**What the exercise asks:** Copy out all lines in the data below containing the string "name".

[Records from a dataset]
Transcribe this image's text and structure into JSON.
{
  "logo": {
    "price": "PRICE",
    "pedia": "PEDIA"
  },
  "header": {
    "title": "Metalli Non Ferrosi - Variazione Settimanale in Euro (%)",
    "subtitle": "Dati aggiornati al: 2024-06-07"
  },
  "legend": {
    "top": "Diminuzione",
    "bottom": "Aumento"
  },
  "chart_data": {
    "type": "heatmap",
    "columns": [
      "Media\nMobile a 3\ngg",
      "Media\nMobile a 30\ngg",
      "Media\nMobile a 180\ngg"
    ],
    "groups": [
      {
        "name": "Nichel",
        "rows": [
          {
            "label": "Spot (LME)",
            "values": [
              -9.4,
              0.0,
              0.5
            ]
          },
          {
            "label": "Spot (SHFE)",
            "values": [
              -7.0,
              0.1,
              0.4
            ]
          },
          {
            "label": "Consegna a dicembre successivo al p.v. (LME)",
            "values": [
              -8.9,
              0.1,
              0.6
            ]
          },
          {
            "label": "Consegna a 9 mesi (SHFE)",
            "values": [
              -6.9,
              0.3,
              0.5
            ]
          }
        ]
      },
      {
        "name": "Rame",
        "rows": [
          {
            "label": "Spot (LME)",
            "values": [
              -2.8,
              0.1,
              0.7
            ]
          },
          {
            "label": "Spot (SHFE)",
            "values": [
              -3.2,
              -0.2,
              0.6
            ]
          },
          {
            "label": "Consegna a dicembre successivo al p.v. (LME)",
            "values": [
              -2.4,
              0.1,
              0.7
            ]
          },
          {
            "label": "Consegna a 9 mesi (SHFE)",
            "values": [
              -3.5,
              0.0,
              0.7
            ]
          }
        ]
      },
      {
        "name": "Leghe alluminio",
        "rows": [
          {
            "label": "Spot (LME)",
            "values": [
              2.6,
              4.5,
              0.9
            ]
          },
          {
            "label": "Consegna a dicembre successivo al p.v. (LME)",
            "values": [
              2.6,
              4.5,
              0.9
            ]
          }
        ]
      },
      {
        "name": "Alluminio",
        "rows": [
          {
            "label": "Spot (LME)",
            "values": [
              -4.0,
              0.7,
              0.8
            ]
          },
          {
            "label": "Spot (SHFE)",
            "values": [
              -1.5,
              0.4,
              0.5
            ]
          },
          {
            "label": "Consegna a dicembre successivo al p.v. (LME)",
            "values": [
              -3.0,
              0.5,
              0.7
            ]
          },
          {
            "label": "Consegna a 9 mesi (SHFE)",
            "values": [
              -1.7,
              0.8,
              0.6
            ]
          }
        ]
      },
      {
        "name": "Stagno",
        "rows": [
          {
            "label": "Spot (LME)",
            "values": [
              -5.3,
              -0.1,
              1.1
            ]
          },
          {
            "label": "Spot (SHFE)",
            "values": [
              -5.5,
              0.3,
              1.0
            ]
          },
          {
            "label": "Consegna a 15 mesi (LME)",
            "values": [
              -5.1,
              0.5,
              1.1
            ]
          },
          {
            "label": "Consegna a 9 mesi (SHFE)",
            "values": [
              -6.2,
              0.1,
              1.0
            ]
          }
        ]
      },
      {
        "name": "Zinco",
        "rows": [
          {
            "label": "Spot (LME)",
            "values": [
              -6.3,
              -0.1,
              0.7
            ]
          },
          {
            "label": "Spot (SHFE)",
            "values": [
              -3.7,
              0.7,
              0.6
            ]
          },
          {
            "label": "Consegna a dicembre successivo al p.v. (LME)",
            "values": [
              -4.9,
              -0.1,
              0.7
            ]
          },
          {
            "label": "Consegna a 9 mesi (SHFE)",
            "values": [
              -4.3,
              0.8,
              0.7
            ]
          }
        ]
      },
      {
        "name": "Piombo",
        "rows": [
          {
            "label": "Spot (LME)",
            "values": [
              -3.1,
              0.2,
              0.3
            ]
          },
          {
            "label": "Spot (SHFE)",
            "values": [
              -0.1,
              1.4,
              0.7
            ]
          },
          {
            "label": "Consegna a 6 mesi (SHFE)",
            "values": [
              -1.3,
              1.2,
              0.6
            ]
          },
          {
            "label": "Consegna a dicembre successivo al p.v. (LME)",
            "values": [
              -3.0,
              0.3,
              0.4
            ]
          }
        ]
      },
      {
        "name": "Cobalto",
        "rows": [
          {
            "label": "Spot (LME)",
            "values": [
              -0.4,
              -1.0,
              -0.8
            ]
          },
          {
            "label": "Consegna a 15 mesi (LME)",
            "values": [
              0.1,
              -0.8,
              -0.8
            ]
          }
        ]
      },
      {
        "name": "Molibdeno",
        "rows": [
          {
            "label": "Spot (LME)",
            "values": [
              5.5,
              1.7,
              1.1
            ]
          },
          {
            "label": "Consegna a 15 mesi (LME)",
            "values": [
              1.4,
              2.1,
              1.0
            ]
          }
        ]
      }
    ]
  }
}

**Full solution:**
        "name": "Nichel",
        "name": "Rame",
        "name": "Leghe alluminio",
        "name": "Alluminio",
        "name": "Stagno",
        "name": "Zinco",
        "name": "Piombo",
        "name": "Cobalto",
        "name": "Molibdeno",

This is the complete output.